* Task description *
Copy out every line containing the word "color".

* Provided records *
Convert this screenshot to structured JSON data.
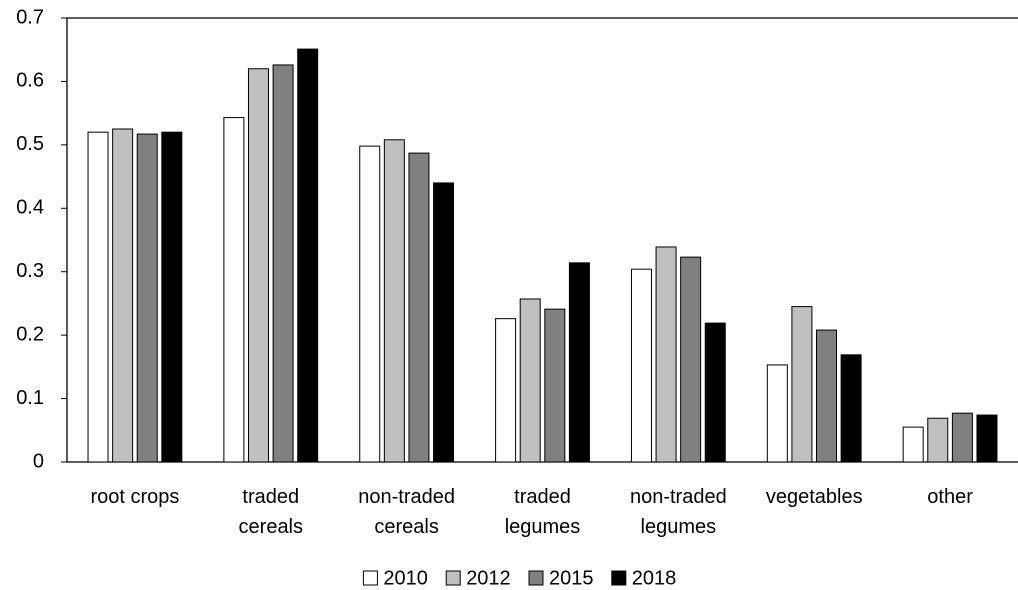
{
  "chart_data": {
    "type": "bar",
    "categories": [
      "root crops",
      "traded cereals",
      "non-traded cereals",
      "traded legumes",
      "non-traded legumes",
      "vegetables",
      "other"
    ],
    "series": [
      {
        "name": "2010",
        "color": "#ffffff",
        "values": [
          0.52,
          0.543,
          0.498,
          0.226,
          0.304,
          0.153,
          0.055
        ]
      },
      {
        "name": "2012",
        "color": "#c0c0c0",
        "values": [
          0.525,
          0.62,
          0.508,
          0.257,
          0.339,
          0.245,
          0.069
        ]
      },
      {
        "name": "2015",
        "color": "#808080",
        "values": [
          0.517,
          0.626,
          0.487,
          0.241,
          0.323,
          0.208,
          0.077
        ]
      },
      {
        "name": "2018",
        "color": "#000000",
        "values": [
          0.52,
          0.651,
          0.44,
          0.314,
          0.219,
          0.169,
          0.074
        ]
      }
    ],
    "ylim": [
      0,
      0.7
    ],
    "yticks": [
      0,
      0.1,
      0.2,
      0.3,
      0.4,
      0.5,
      0.6,
      0.7
    ],
    "legend": "bottom"
  }
}
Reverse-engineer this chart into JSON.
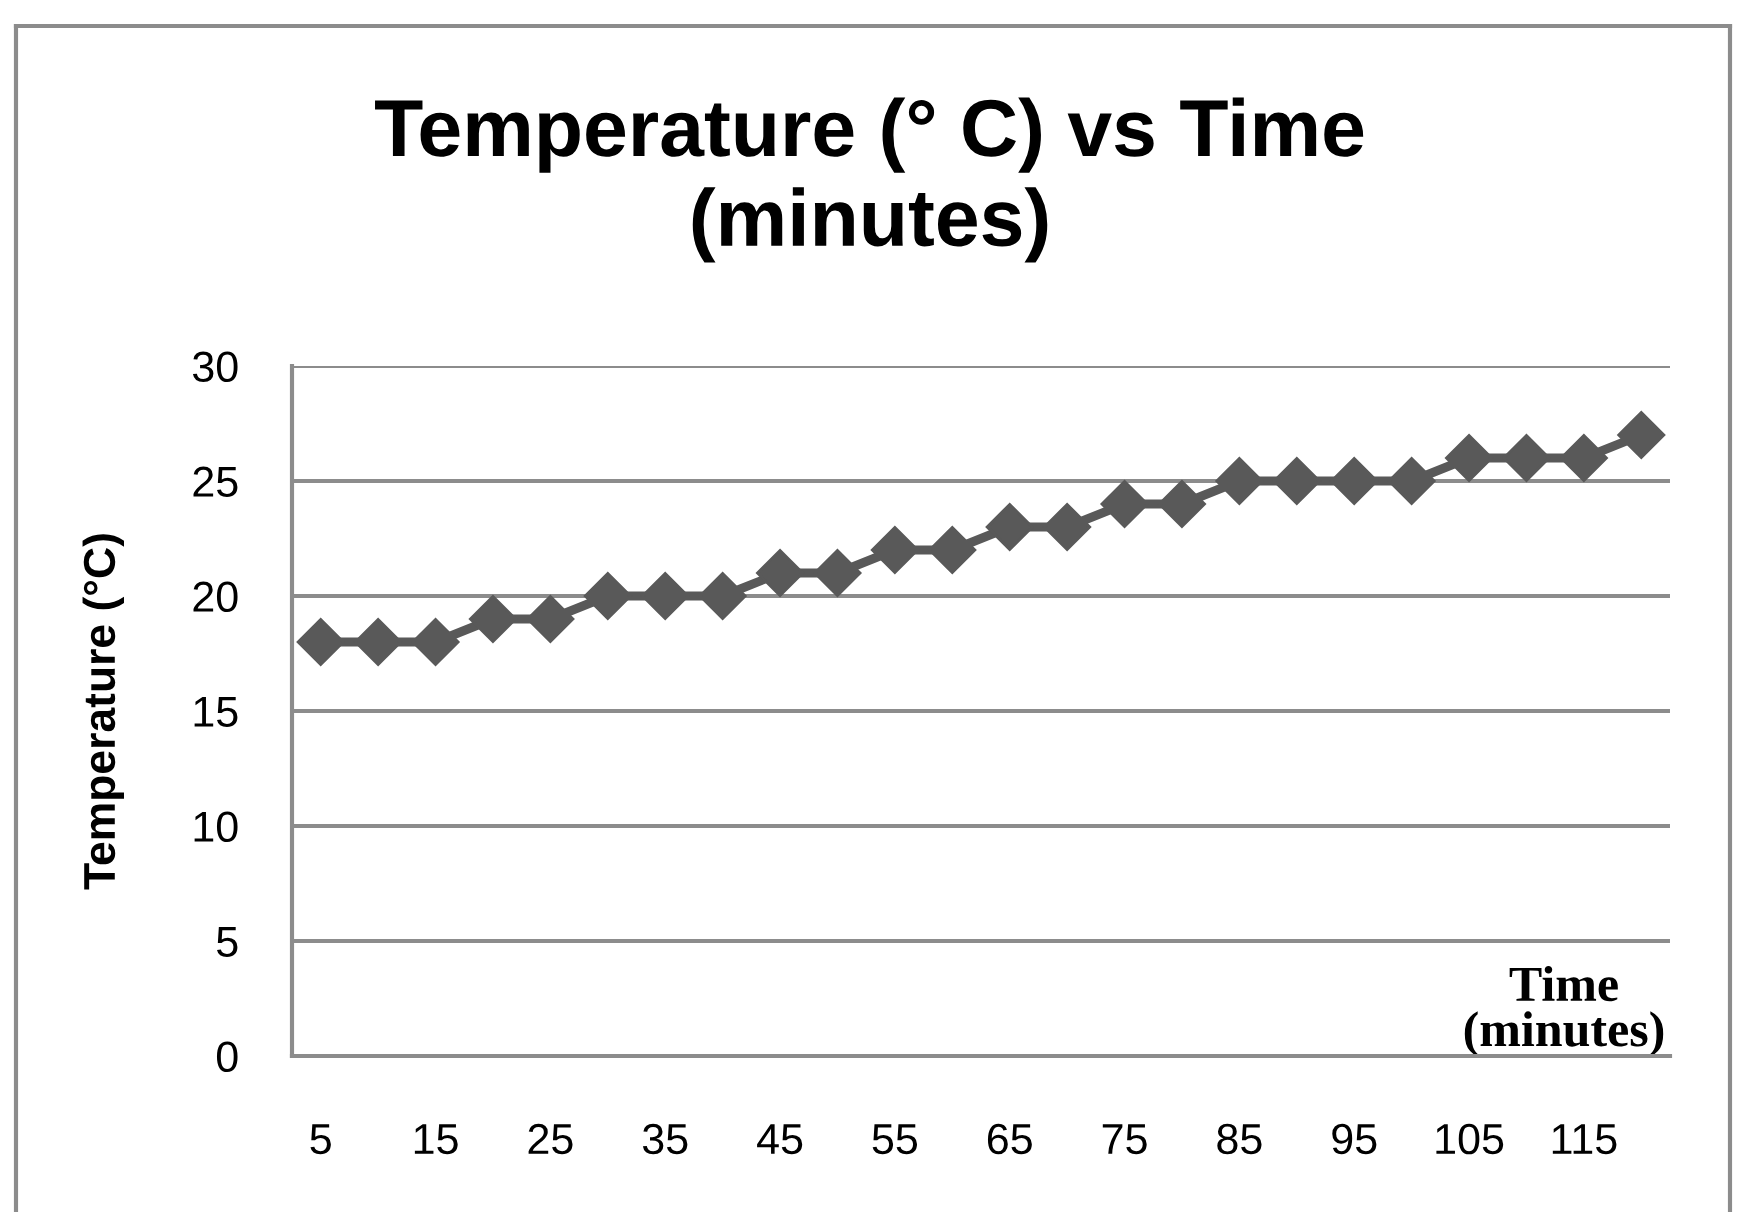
{
  "chart_data": {
    "type": "line",
    "title": "Temperature (° C) vs Time\n(minutes)",
    "xlabel": "Time\n(minutes)",
    "ylabel": "Temperature (°C)",
    "categories": [
      "5",
      null,
      "15",
      null,
      "25",
      null,
      "35",
      null,
      "45",
      null,
      "55",
      null,
      "65",
      null,
      "75",
      null,
      "85",
      null,
      "95",
      null,
      "105",
      null,
      "115",
      null
    ],
    "series": [
      {
        "color": "#595959",
        "values": [
          18,
          18,
          18,
          19,
          19,
          20,
          20,
          20,
          21,
          21,
          22,
          22,
          23,
          23,
          24,
          24,
          25,
          25,
          25,
          25,
          26,
          26,
          26,
          27
        ]
      }
    ],
    "ylim": [
      0,
      30
    ],
    "yticks": [
      0,
      5,
      10,
      15,
      20,
      25,
      30
    ],
    "grid": "y",
    "marker": "diamond",
    "line_style": "solid"
  }
}
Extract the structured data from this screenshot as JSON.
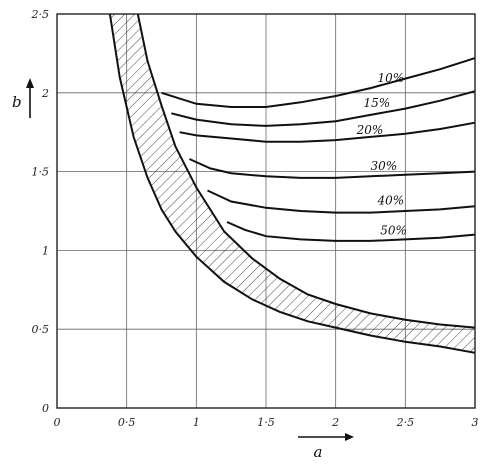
{
  "chart_data": {
    "type": "line",
    "xlabel": "a",
    "ylabel": "b",
    "xlim": [
      0,
      3
    ],
    "ylim": [
      0,
      2.5
    ],
    "grid": true,
    "x_ticks": [
      {
        "value": 0,
        "label": "0"
      },
      {
        "value": 0.5,
        "label": "0·5"
      },
      {
        "value": 1,
        "label": "1"
      },
      {
        "value": 1.5,
        "label": "1·5"
      },
      {
        "value": 2,
        "label": "2"
      },
      {
        "value": 2.5,
        "label": "2·5"
      },
      {
        "value": 3,
        "label": "3"
      }
    ],
    "y_ticks": [
      {
        "value": 0,
        "label": "0"
      },
      {
        "value": 0.5,
        "label": "0·5"
      },
      {
        "value": 1,
        "label": "1"
      },
      {
        "value": 1.5,
        "label": "1·5"
      },
      {
        "value": 2,
        "label": "2"
      },
      {
        "value": 2.5,
        "label": "2·5"
      }
    ],
    "band": {
      "hatched": true,
      "upper": {
        "x": [
          0.58,
          0.65,
          0.75,
          0.85,
          1.0,
          1.2,
          1.4,
          1.6,
          1.8,
          2.0,
          2.25,
          2.5,
          2.75,
          3.0
        ],
        "y": [
          2.5,
          2.2,
          1.92,
          1.66,
          1.4,
          1.12,
          0.95,
          0.82,
          0.72,
          0.66,
          0.6,
          0.56,
          0.53,
          0.51
        ]
      },
      "lower": {
        "x": [
          0.38,
          0.45,
          0.55,
          0.65,
          0.75,
          0.85,
          1.0,
          1.2,
          1.4,
          1.6,
          1.8,
          2.0,
          2.25,
          2.5,
          2.75,
          3.0
        ],
        "y": [
          2.5,
          2.1,
          1.72,
          1.46,
          1.26,
          1.12,
          0.96,
          0.8,
          0.69,
          0.61,
          0.55,
          0.51,
          0.46,
          0.42,
          0.39,
          0.35
        ]
      }
    },
    "series": [
      {
        "name": "10%",
        "x": [
          0.75,
          1.0,
          1.25,
          1.5,
          1.75,
          2.0,
          2.25,
          2.5,
          2.75,
          3.0
        ],
        "y": [
          2.0,
          1.93,
          1.91,
          1.91,
          1.94,
          1.98,
          2.03,
          2.09,
          2.15,
          2.22
        ]
      },
      {
        "name": "15%",
        "x": [
          0.82,
          1.0,
          1.25,
          1.5,
          1.75,
          2.0,
          2.25,
          2.5,
          2.75,
          3.0
        ],
        "y": [
          1.87,
          1.83,
          1.8,
          1.79,
          1.8,
          1.82,
          1.86,
          1.9,
          1.95,
          2.01
        ]
      },
      {
        "name": "20%",
        "x": [
          0.88,
          1.0,
          1.25,
          1.5,
          1.75,
          2.0,
          2.25,
          2.5,
          2.75,
          3.0
        ],
        "y": [
          1.75,
          1.73,
          1.71,
          1.69,
          1.69,
          1.7,
          1.72,
          1.74,
          1.77,
          1.81
        ]
      },
      {
        "name": "30%",
        "x": [
          0.95,
          1.1,
          1.25,
          1.5,
          1.75,
          2.0,
          2.25,
          2.5,
          2.75,
          3.0
        ],
        "y": [
          1.58,
          1.52,
          1.49,
          1.47,
          1.46,
          1.46,
          1.47,
          1.48,
          1.49,
          1.5
        ]
      },
      {
        "name": "40%",
        "x": [
          1.08,
          1.25,
          1.5,
          1.75,
          2.0,
          2.25,
          2.5,
          2.75,
          3.0
        ],
        "y": [
          1.38,
          1.31,
          1.27,
          1.25,
          1.24,
          1.24,
          1.25,
          1.26,
          1.28
        ]
      },
      {
        "name": "50%",
        "x": [
          1.22,
          1.35,
          1.5,
          1.75,
          2.0,
          2.25,
          2.5,
          2.75,
          3.0
        ],
        "y": [
          1.18,
          1.13,
          1.09,
          1.07,
          1.06,
          1.06,
          1.07,
          1.08,
          1.1
        ]
      }
    ]
  }
}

* Response to the exercise *
        "color": "#ffffff",
        "color": "#c0c0c0",
        "color": "#808080",
        "color": "#000000",
        "color": "#595959",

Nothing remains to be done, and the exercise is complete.